> [Data section]
════════════════

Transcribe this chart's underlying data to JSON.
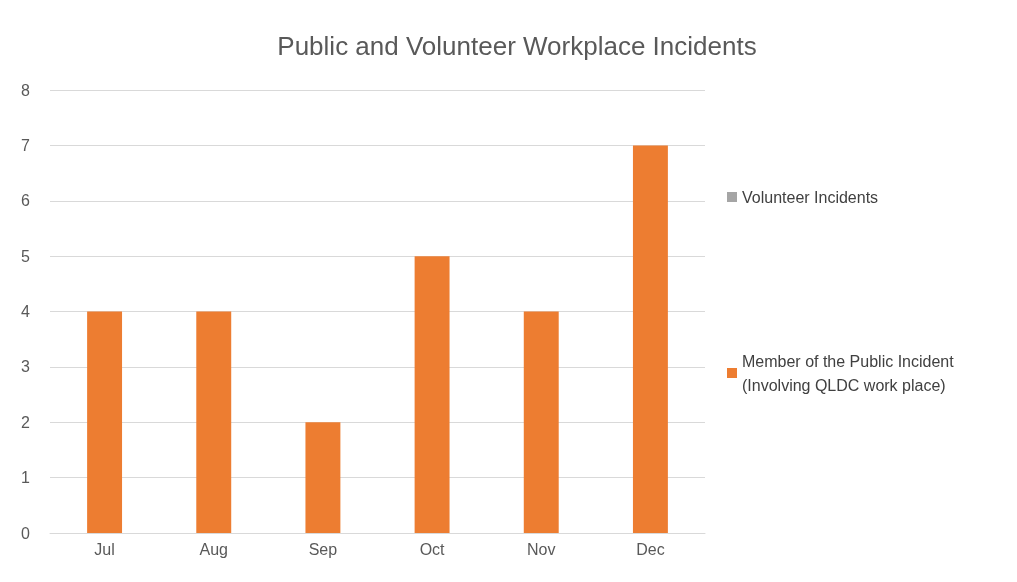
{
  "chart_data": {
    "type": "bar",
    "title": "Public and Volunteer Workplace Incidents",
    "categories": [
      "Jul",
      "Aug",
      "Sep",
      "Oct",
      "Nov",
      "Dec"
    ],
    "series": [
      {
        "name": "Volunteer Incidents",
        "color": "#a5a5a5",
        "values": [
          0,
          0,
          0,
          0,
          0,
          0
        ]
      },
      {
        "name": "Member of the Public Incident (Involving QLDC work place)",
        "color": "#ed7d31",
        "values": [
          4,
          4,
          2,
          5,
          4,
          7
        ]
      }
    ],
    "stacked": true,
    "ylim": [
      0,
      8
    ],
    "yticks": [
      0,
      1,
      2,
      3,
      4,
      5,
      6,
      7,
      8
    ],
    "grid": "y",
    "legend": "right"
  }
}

════════════════

> [Objective] Write out the entries above verbatim; the pictures do not belong in your copy.

> [Answer to the task]
Transcribe this chart's underlying data to JSON.
{
  "chart_data": {
    "type": "bar",
    "title": "Public and Volunteer Workplace Incidents",
    "categories": [
      "Jul",
      "Aug",
      "Sep",
      "Oct",
      "Nov",
      "Dec"
    ],
    "series": [
      {
        "name": "Volunteer Incidents",
        "color": "#a5a5a5",
        "values": [
          0,
          0,
          0,
          0,
          0,
          0
        ]
      },
      {
        "name": "Member of the Public Incident (Involving QLDC work place)",
        "color": "#ed7d31",
        "values": [
          4,
          4,
          2,
          5,
          4,
          7
        ]
      }
    ],
    "stacked": true,
    "ylim": [
      0,
      8
    ],
    "yticks": [
      0,
      1,
      2,
      3,
      4,
      5,
      6,
      7,
      8
    ],
    "grid": "y",
    "legend": "right"
  }
}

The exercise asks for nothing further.